• **Data extract**:
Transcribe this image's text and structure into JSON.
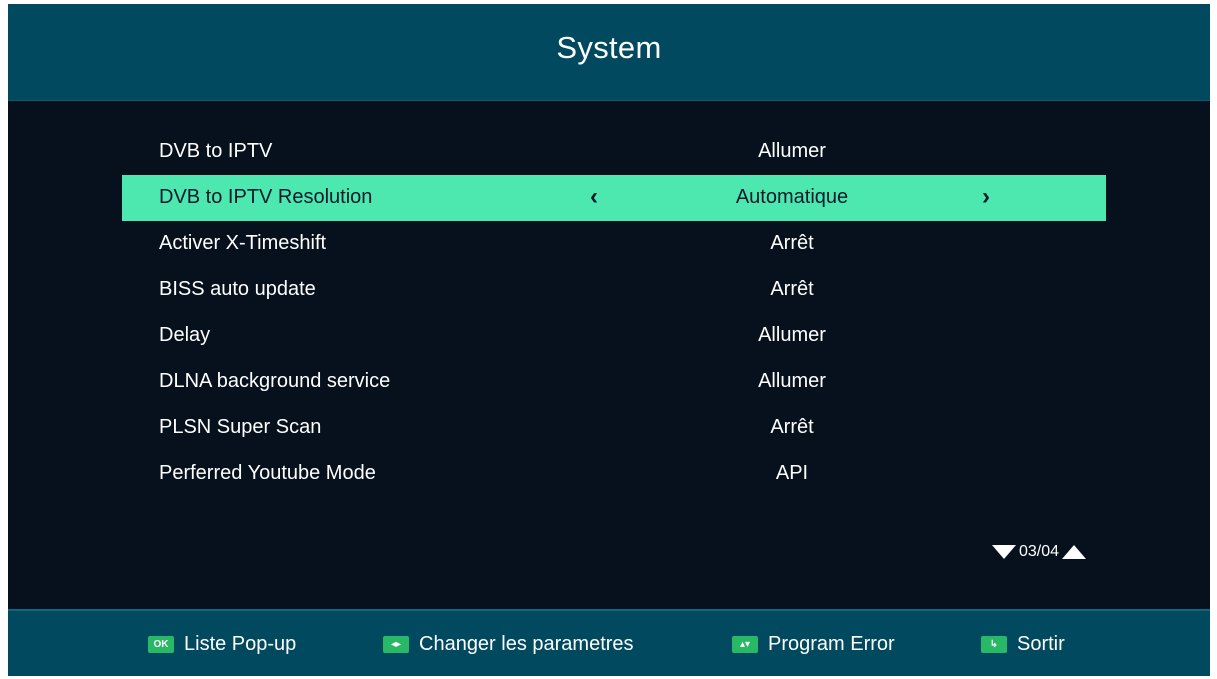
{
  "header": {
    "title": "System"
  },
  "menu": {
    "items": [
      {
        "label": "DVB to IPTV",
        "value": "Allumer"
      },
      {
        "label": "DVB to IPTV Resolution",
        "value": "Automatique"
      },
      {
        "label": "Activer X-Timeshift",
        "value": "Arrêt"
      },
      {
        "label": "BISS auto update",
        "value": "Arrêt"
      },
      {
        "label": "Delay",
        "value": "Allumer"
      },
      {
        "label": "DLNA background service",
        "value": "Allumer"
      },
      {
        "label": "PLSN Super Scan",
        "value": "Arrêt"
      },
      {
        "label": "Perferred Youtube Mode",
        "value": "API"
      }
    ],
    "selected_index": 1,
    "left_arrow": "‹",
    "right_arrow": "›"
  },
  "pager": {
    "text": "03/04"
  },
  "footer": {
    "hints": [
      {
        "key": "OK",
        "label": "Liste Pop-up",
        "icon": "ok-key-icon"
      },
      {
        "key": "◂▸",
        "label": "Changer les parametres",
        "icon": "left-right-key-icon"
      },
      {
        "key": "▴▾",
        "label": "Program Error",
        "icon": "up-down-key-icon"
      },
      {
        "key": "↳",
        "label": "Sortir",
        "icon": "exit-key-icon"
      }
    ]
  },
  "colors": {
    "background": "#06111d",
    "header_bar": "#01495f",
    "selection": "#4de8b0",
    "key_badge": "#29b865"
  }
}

• **Exercise directions**:
Locate the word "icon" in the records above, and return each line that has it.

• **Answer in full**:
        "icon": "ok-key-icon"
        "icon": "left-right-key-icon"
        "icon": "up-down-key-icon"
        "icon": "exit-key-icon"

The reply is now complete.